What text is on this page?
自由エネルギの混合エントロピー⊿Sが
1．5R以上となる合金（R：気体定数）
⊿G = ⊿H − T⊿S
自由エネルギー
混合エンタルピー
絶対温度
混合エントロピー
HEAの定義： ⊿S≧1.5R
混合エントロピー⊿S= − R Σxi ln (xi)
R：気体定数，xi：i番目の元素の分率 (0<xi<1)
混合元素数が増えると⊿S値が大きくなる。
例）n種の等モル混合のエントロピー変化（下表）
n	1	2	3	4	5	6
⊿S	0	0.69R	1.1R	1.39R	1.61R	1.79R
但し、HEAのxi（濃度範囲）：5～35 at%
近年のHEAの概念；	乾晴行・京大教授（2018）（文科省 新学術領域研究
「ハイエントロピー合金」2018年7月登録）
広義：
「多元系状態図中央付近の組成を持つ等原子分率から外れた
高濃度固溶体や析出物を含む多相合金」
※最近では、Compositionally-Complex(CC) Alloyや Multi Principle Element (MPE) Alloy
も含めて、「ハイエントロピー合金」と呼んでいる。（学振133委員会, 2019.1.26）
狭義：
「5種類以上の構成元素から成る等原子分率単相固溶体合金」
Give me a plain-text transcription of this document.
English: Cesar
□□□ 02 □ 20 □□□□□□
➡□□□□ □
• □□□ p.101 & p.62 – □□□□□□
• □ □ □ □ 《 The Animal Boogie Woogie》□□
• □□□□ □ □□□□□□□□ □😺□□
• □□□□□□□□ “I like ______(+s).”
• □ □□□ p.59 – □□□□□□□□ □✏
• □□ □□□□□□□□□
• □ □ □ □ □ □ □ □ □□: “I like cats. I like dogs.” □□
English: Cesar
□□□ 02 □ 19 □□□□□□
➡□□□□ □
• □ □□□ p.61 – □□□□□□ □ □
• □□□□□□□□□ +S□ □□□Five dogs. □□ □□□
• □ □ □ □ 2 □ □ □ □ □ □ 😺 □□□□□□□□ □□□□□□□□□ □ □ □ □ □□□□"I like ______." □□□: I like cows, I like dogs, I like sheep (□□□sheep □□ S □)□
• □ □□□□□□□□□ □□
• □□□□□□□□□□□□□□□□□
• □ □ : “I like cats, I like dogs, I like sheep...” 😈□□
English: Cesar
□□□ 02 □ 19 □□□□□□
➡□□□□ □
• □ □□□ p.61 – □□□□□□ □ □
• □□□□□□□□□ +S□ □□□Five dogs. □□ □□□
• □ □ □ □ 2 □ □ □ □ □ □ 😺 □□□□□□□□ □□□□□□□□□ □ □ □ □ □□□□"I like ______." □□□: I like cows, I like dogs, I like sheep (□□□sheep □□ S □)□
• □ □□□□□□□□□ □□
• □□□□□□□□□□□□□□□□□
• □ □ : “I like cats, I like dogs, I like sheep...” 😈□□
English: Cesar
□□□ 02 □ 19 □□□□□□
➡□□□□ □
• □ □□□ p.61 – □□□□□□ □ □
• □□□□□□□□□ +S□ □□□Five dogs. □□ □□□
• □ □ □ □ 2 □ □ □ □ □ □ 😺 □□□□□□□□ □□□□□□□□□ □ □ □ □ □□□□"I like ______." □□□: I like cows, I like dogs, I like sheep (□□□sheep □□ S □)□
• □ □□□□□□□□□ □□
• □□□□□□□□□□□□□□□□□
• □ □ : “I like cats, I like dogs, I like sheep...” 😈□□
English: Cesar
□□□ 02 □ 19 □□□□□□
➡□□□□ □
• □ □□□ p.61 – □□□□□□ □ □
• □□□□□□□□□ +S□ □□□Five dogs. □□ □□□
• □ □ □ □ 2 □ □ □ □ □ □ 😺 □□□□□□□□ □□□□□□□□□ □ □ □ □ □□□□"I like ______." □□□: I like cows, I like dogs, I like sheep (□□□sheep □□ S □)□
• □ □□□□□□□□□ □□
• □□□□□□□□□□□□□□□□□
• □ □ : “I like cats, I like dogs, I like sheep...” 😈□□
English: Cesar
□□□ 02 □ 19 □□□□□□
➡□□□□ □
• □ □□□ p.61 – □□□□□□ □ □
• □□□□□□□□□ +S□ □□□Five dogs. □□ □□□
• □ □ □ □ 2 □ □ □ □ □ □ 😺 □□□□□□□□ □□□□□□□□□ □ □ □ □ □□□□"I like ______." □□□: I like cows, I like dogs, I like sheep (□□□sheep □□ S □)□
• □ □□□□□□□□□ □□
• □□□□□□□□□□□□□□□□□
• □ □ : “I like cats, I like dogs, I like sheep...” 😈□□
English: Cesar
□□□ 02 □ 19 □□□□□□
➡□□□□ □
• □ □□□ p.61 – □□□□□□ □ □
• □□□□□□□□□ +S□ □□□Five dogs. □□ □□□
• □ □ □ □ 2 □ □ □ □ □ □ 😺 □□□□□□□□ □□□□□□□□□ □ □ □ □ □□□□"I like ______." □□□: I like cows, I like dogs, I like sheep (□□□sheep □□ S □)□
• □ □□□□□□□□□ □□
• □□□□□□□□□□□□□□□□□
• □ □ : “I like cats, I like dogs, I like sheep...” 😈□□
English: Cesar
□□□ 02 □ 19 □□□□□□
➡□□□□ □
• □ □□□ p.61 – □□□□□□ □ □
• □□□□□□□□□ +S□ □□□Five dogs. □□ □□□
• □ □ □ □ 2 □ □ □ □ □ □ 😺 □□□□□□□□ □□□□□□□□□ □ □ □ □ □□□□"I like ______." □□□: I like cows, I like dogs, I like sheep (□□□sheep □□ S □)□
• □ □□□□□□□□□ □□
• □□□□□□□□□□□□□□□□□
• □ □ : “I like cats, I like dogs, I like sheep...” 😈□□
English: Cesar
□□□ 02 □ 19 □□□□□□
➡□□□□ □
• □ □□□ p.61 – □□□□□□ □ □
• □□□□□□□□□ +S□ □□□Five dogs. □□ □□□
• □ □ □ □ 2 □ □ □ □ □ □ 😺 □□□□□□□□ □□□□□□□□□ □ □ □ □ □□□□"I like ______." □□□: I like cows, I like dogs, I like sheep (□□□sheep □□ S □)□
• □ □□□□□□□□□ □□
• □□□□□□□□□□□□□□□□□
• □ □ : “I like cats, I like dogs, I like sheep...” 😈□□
· · ·
Go through the entries above and copy every line containing "気体定数".

1．5R以上となる合金（R：気体定数）
R：気体定数，xi：i番目の元素の分率 (0<xi<1)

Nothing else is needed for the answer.